◆ What is asked
Write every entry out again exactly, please, and skip the pictures.

____ Supplied records

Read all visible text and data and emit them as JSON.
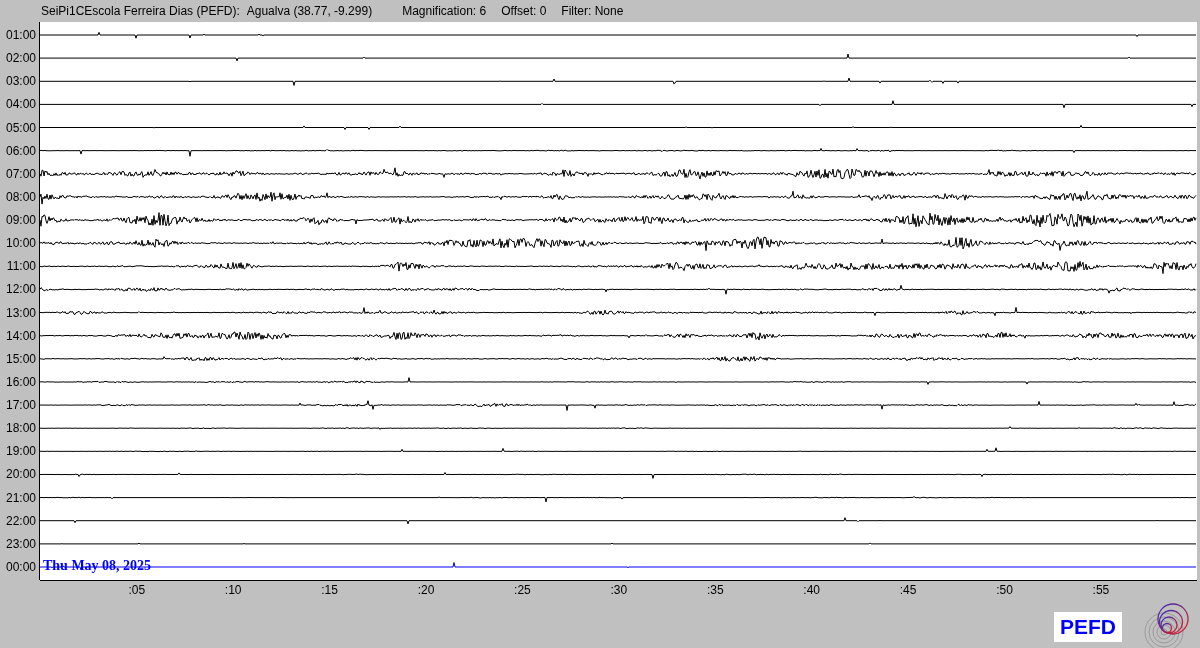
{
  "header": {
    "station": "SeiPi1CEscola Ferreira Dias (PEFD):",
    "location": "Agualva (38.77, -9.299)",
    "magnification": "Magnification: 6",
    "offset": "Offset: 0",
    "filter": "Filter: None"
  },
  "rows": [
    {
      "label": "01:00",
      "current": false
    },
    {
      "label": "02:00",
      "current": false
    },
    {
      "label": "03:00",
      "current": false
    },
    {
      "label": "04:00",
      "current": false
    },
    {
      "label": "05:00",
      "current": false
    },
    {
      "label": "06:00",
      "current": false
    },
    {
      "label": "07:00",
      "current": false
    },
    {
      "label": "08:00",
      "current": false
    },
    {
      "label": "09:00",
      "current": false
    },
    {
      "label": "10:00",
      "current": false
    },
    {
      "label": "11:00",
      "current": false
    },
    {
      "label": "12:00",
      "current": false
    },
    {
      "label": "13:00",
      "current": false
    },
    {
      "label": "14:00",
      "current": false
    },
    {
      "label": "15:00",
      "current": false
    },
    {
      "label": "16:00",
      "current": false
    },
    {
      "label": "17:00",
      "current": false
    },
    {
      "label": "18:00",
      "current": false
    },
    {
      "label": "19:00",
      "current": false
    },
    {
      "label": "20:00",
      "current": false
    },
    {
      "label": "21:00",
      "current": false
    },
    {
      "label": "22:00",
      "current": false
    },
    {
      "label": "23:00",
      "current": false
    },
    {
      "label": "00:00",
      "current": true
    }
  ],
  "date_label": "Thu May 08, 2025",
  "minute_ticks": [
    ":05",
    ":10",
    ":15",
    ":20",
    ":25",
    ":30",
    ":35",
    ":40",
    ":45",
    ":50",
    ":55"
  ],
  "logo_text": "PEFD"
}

________

◆ Full output
Read all visible text and data and emit them as JSON.
{
  "header": {
    "station": "SeiPi1CEscola Ferreira Dias (PEFD):",
    "location": "Agualva (38.77, -9.299)",
    "magnification": "Magnification: 6",
    "offset": "Offset: 0",
    "filter": "Filter: None"
  },
  "rows": [
    {
      "label": "01:00",
      "current": false
    },
    {
      "label": "02:00",
      "current": false
    },
    {
      "label": "03:00",
      "current": false
    },
    {
      "label": "04:00",
      "current": false
    },
    {
      "label": "05:00",
      "current": false
    },
    {
      "label": "06:00",
      "current": false
    },
    {
      "label": "07:00",
      "current": false
    },
    {
      "label": "08:00",
      "current": false
    },
    {
      "label": "09:00",
      "current": false
    },
    {
      "label": "10:00",
      "current": false
    },
    {
      "label": "11:00",
      "current": false
    },
    {
      "label": "12:00",
      "current": false
    },
    {
      "label": "13:00",
      "current": false
    },
    {
      "label": "14:00",
      "current": false
    },
    {
      "label": "15:00",
      "current": false
    },
    {
      "label": "16:00",
      "current": false
    },
    {
      "label": "17:00",
      "current": false
    },
    {
      "label": "18:00",
      "current": false
    },
    {
      "label": "19:00",
      "current": false
    },
    {
      "label": "20:00",
      "current": false
    },
    {
      "label": "21:00",
      "current": false
    },
    {
      "label": "22:00",
      "current": false
    },
    {
      "label": "23:00",
      "current": false
    },
    {
      "label": "00:00",
      "current": true
    }
  ],
  "date_label": "Thu May 08, 2025",
  "minute_ticks": [
    ":05",
    ":10",
    ":15",
    ":20",
    ":25",
    ":30",
    ":35",
    ":40",
    ":45",
    ":50",
    ":55"
  ],
  "logo_text": "PEFD"
}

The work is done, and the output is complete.